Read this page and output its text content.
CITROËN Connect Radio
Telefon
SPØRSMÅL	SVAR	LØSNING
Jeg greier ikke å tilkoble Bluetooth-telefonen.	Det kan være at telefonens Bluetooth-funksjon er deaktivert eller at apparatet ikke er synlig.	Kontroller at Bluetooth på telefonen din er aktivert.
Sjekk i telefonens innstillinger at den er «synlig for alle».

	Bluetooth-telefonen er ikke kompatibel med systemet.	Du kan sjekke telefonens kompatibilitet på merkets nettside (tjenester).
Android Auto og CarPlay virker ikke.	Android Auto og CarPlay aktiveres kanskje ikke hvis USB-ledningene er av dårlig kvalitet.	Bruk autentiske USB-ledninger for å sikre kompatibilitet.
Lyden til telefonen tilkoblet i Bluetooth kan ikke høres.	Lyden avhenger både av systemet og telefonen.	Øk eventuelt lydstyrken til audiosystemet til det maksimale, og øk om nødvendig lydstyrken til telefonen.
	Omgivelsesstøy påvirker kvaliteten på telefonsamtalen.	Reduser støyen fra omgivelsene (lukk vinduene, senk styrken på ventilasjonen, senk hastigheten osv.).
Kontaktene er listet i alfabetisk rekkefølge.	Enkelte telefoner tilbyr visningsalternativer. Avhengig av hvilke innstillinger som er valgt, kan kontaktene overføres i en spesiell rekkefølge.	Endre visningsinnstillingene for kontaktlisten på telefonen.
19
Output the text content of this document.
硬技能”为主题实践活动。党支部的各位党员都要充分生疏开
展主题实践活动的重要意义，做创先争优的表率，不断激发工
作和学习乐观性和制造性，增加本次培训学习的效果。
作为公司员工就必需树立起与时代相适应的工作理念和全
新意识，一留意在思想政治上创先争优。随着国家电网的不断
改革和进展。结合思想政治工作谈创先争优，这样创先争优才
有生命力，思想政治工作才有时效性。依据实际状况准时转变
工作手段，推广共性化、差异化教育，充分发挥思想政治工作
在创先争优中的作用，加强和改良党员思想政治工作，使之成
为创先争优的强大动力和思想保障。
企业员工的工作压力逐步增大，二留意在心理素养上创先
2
┄┄┄┄┄┄┄┄┄┄
Problem to solve >> Write out every entry verbatim.

Solution to the exercise >>
Read this page and output its text content.
CITROËN Connect Radio
Telefon
SPØRSMÅL	SVAR	LØSNING
Jeg greier ikke å tilkoble Bluetooth-telefonen.	Det kan være at telefonens Bluetooth-funksjon er deaktivert eller at apparatet ikke er synlig.	Kontroller at Bluetooth på telefonen din er aktivert.
Sjekk i telefonens innstillinger at den er «synlig for alle».

	Bluetooth-telefonen er ikke kompatibel med systemet.	Du kan sjekke telefonens kompatibilitet på merkets nettside (tjenester).
Android Auto og CarPlay virker ikke.	Android Auto og CarPlay aktiveres kanskje ikke hvis USB-ledningene er av dårlig kvalitet.	Bruk autentiske USB-ledninger for å sikre kompatibilitet.
Lyden til telefonen tilkoblet i Bluetooth kan ikke høres.	Lyden avhenger både av systemet og telefonen.	Øk eventuelt lydstyrken til audiosystemet til det maksimale, og øk om nødvendig lydstyrken til telefonen.
	Omgivelsesstøy påvirker kvaliteten på telefonsamtalen.	Reduser støyen fra omgivelsene (lukk vinduene, senk styrken på ventilasjonen, senk hastigheten osv.).
Kontaktene er listet i alfabetisk rekkefølge.	Enkelte telefoner tilbyr visningsalternativer. Avhengig av hvilke innstillinger som er valgt, kan kontaktene overføres i en spesiell rekkefølge.	Endre visningsinnstillingene for kontaktlisten på telefonen.
19
Output the text content of this document.
硬技能”为主题实践活动。党支部的各位党员都要充分生疏开
展主题实践活动的重要意义，做创先争优的表率，不断激发工
作和学习乐观性和制造性，增加本次培训学习的效果。
作为公司员工就必需树立起与时代相适应的工作理念和全
新意识，一留意在思想政治上创先争优。随着国家电网的不断
改革和进展。结合思想政治工作谈创先争优，这样创先争优才
有生命力，思想政治工作才有时效性。依据实际状况准时转变
工作手段，推广共性化、差异化教育，充分发挥思想政治工作
在创先争优中的作用，加强和改良党员思想政治工作，使之成
为创先争优的强大动力和思想保障。
企业员工的工作压力逐步增大，二留意在心理素养上创先
2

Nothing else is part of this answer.